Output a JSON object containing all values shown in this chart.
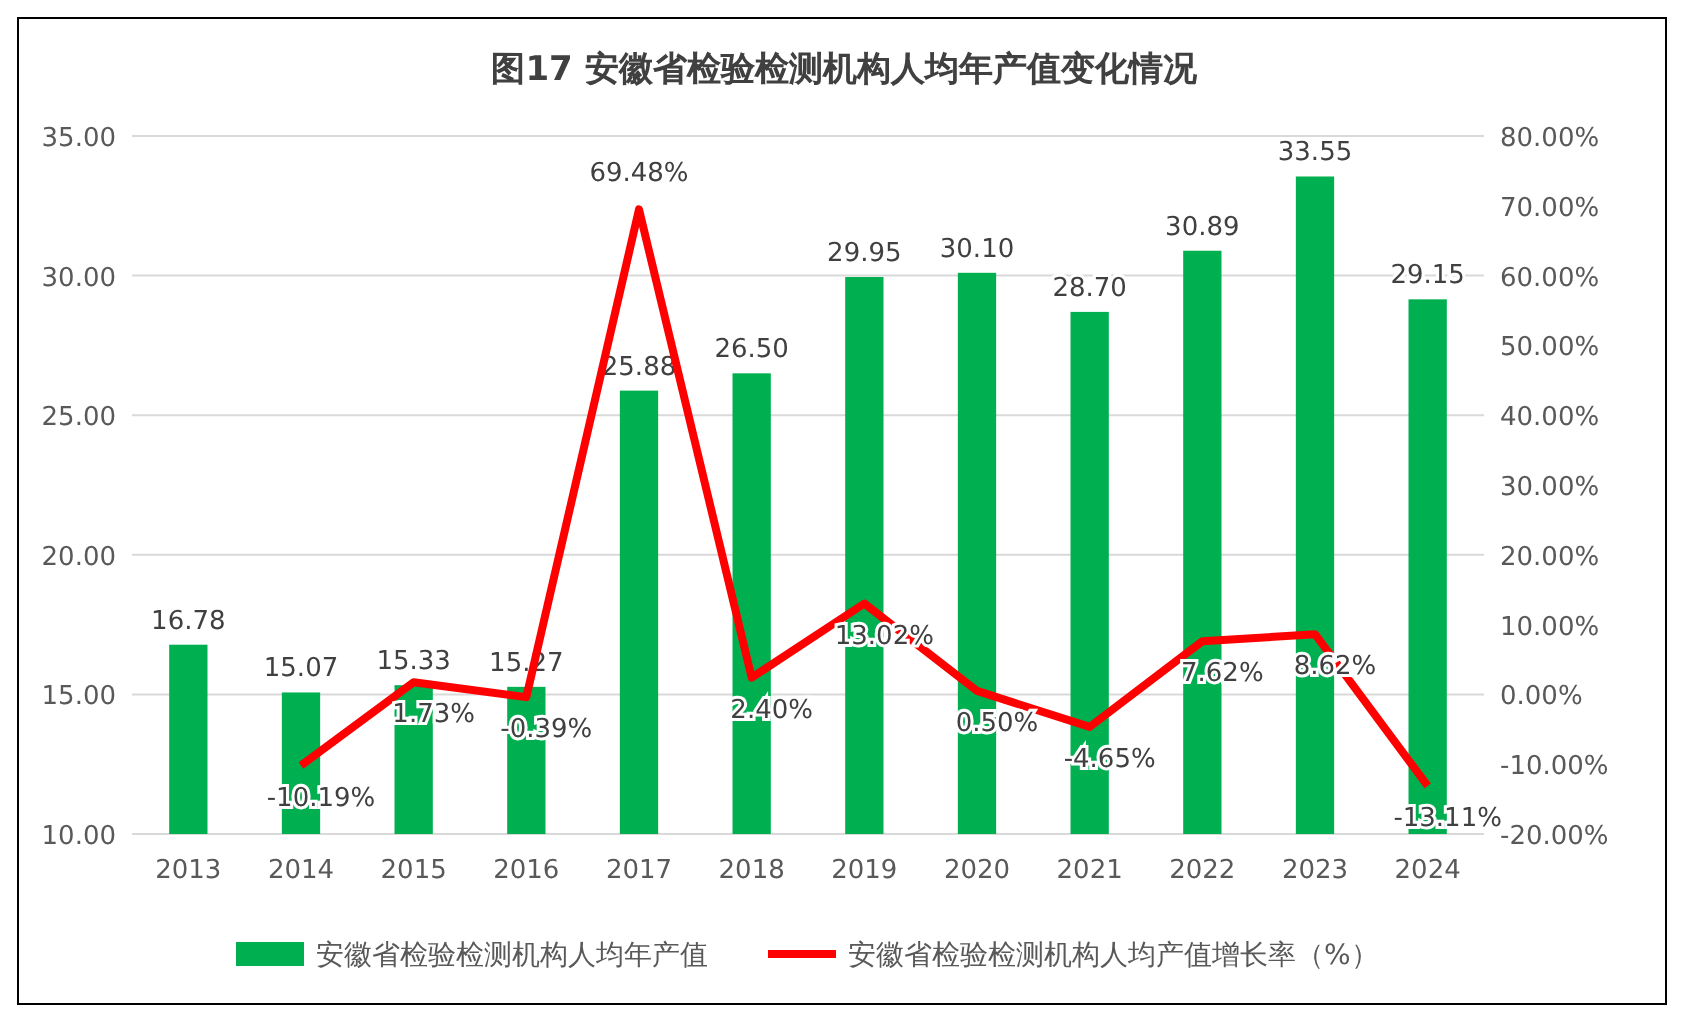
{
  "chart_data": {
    "type": "bar",
    "title": "图17 安徽省检验检测机构人均年产值变化情况",
    "categories": [
      "2013",
      "2014",
      "2015",
      "2016",
      "2017",
      "2018",
      "2019",
      "2020",
      "2021",
      "2022",
      "2023",
      "2024"
    ],
    "series": [
      {
        "name": "安徽省检验检测机构人均年产值",
        "color": "#00b050",
        "values": [
          16.78,
          15.07,
          15.33,
          15.27,
          25.88,
          26.5,
          29.95,
          30.1,
          28.7,
          30.89,
          33.55,
          29.15
        ],
        "value_labels": [
          "16.78",
          "15.07",
          "15.33",
          "15.27",
          "25.88",
          "26.50",
          "29.95",
          "30.10",
          "28.70",
          "30.89",
          "33.55",
          "29.15"
        ]
      },
      {
        "name": "安徽省检验检测机构人均产值增长率（%）",
        "type": "line",
        "axis": "y2",
        "color": "#ff0000",
        "values": [
          null,
          -10.19,
          1.73,
          -0.39,
          69.48,
          2.4,
          13.02,
          0.5,
          -4.65,
          7.62,
          8.62,
          -13.11
        ],
        "value_labels": [
          null,
          "-10.19%",
          "1.73%",
          "-0.39%",
          "69.48%",
          "2.40%",
          "13.02%",
          "0.50%",
          "-4.65%",
          "7.62%",
          "8.62%",
          "-13.11%"
        ]
      }
    ],
    "ylim": [
      10,
      35
    ],
    "yticks": [
      {
        "value": 10,
        "label": "10.00"
      },
      {
        "value": 15,
        "label": "15.00"
      },
      {
        "value": 20,
        "label": "20.00"
      },
      {
        "value": 25,
        "label": "25.00"
      },
      {
        "value": 30,
        "label": "30.00"
      },
      {
        "value": 35,
        "label": "35.00"
      }
    ],
    "y2lim": [
      -20,
      80
    ],
    "y2ticks": [
      {
        "value": -20,
        "label": "-20.00%"
      },
      {
        "value": -10,
        "label": "-10.00%"
      },
      {
        "value": 0,
        "label": "0.00%"
      },
      {
        "value": 10,
        "label": "10.00%"
      },
      {
        "value": 20,
        "label": "20.00%"
      },
      {
        "value": 30,
        "label": "30.00%"
      },
      {
        "value": 40,
        "label": "40.00%"
      },
      {
        "value": 50,
        "label": "50.00%"
      },
      {
        "value": 60,
        "label": "60.00%"
      },
      {
        "value": 70,
        "label": "70.00%"
      },
      {
        "value": 80,
        "label": "80.00%"
      }
    ],
    "grid": "y",
    "legend": "bottom",
    "marker": "none",
    "line_style": "solid"
  }
}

### What to produce
Every entry should be returned exactly as written, minus the pictures.

### Response
Output a JSON object containing all values shown in this chart.
{
  "chart_data": {
    "type": "bar",
    "title": "图17 安徽省检验检测机构人均年产值变化情况",
    "categories": [
      "2013",
      "2014",
      "2015",
      "2016",
      "2017",
      "2018",
      "2019",
      "2020",
      "2021",
      "2022",
      "2023",
      "2024"
    ],
    "series": [
      {
        "name": "安徽省检验检测机构人均年产值",
        "color": "#00b050",
        "values": [
          16.78,
          15.07,
          15.33,
          15.27,
          25.88,
          26.5,
          29.95,
          30.1,
          28.7,
          30.89,
          33.55,
          29.15
        ],
        "value_labels": [
          "16.78",
          "15.07",
          "15.33",
          "15.27",
          "25.88",
          "26.50",
          "29.95",
          "30.10",
          "28.70",
          "30.89",
          "33.55",
          "29.15"
        ]
      },
      {
        "name": "安徽省检验检测机构人均产值增长率（%）",
        "type": "line",
        "axis": "y2",
        "color": "#ff0000",
        "values": [
          null,
          -10.19,
          1.73,
          -0.39,
          69.48,
          2.4,
          13.02,
          0.5,
          -4.65,
          7.62,
          8.62,
          -13.11
        ],
        "value_labels": [
          null,
          "-10.19%",
          "1.73%",
          "-0.39%",
          "69.48%",
          "2.40%",
          "13.02%",
          "0.50%",
          "-4.65%",
          "7.62%",
          "8.62%",
          "-13.11%"
        ]
      }
    ],
    "ylim": [
      10,
      35
    ],
    "yticks": [
      {
        "value": 10,
        "label": "10.00"
      },
      {
        "value": 15,
        "label": "15.00"
      },
      {
        "value": 20,
        "label": "20.00"
      },
      {
        "value": 25,
        "label": "25.00"
      },
      {
        "value": 30,
        "label": "30.00"
      },
      {
        "value": 35,
        "label": "35.00"
      }
    ],
    "y2lim": [
      -20,
      80
    ],
    "y2ticks": [
      {
        "value": -20,
        "label": "-20.00%"
      },
      {
        "value": -10,
        "label": "-10.00%"
      },
      {
        "value": 0,
        "label": "0.00%"
      },
      {
        "value": 10,
        "label": "10.00%"
      },
      {
        "value": 20,
        "label": "20.00%"
      },
      {
        "value": 30,
        "label": "30.00%"
      },
      {
        "value": 40,
        "label": "40.00%"
      },
      {
        "value": 50,
        "label": "50.00%"
      },
      {
        "value": 60,
        "label": "60.00%"
      },
      {
        "value": 70,
        "label": "70.00%"
      },
      {
        "value": 80,
        "label": "80.00%"
      }
    ],
    "grid": "y",
    "legend": "bottom",
    "marker": "none",
    "line_style": "solid"
  }
}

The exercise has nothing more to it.